PROBLEM STATEMENT>
The records below are to be repeated in full, exactly as they are.

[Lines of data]
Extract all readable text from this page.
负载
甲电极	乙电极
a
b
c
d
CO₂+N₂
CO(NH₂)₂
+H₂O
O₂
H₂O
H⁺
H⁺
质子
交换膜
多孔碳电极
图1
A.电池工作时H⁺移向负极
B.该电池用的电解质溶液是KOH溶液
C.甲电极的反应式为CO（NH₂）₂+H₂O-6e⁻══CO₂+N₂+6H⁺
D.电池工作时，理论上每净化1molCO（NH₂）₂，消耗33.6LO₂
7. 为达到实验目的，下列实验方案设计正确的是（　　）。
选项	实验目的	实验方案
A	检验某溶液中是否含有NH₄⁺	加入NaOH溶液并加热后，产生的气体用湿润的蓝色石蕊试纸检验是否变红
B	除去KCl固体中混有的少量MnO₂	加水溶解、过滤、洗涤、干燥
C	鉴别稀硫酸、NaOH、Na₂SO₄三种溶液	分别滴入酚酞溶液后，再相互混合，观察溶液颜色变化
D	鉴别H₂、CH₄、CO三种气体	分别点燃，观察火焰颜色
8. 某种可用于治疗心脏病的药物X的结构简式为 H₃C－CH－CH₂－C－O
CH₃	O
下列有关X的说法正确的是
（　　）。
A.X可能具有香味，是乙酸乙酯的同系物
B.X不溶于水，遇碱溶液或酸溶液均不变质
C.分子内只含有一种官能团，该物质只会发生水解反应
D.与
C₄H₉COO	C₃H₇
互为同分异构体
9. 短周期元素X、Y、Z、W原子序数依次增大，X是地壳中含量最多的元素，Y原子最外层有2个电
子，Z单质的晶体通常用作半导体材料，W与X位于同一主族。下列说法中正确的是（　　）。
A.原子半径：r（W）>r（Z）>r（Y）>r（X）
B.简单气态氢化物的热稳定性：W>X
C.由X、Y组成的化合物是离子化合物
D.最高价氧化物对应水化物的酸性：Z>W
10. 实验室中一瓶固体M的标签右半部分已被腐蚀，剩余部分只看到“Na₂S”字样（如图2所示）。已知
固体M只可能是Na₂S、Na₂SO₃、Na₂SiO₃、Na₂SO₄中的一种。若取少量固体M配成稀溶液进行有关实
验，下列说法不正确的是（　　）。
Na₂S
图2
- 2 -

THE REPLY>
Extract all readable text from this page.
负载
甲电极	乙电极
a
b
c
d
CO₂+N₂
CO(NH₂)₂
+H₂O
O₂
H₂O
H⁺
H⁺
质子
交换膜
多孔碳电极
图1
A.电池工作时H⁺移向负极
B.该电池用的电解质溶液是KOH溶液
C.甲电极的反应式为CO（NH₂）₂+H₂O-6e⁻══CO₂+N₂+6H⁺
D.电池工作时，理论上每净化1molCO（NH₂）₂，消耗33.6LO₂
7. 为达到实验目的，下列实验方案设计正确的是（　　）。
选项	实验目的	实验方案
A	检验某溶液中是否含有NH₄⁺	加入NaOH溶液并加热后，产生的气体用湿润的蓝色石蕊试纸检验是否变红
B	除去KCl固体中混有的少量MnO₂	加水溶解、过滤、洗涤、干燥
C	鉴别稀硫酸、NaOH、Na₂SO₄三种溶液	分别滴入酚酞溶液后，再相互混合，观察溶液颜色变化
D	鉴别H₂、CH₄、CO三种气体	分别点燃，观察火焰颜色
8. 某种可用于治疗心脏病的药物X的结构简式为 H₃C－CH－CH₂－C－O
CH₃	O
下列有关X的说法正确的是
（　　）。
A.X可能具有香味，是乙酸乙酯的同系物
B.X不溶于水，遇碱溶液或酸溶液均不变质
C.分子内只含有一种官能团，该物质只会发生水解反应
D.与
C₄H₉COO	C₃H₇
互为同分异构体
9. 短周期元素X、Y、Z、W原子序数依次增大，X是地壳中含量最多的元素，Y原子最外层有2个电
子，Z单质的晶体通常用作半导体材料，W与X位于同一主族。下列说法中正确的是（　　）。
A.原子半径：r（W）>r（Z）>r（Y）>r（X）
B.简单气态氢化物的热稳定性：W>X
C.由X、Y组成的化合物是离子化合物
D.最高价氧化物对应水化物的酸性：Z>W
10. 实验室中一瓶固体M的标签右半部分已被腐蚀，剩余部分只看到“Na₂S”字样（如图2所示）。已知
固体M只可能是Na₂S、Na₂SO₃、Na₂SiO₃、Na₂SO₄中的一种。若取少量固体M配成稀溶液进行有关实
验，下列说法不正确的是（　　）。
Na₂S
图2
- 2 -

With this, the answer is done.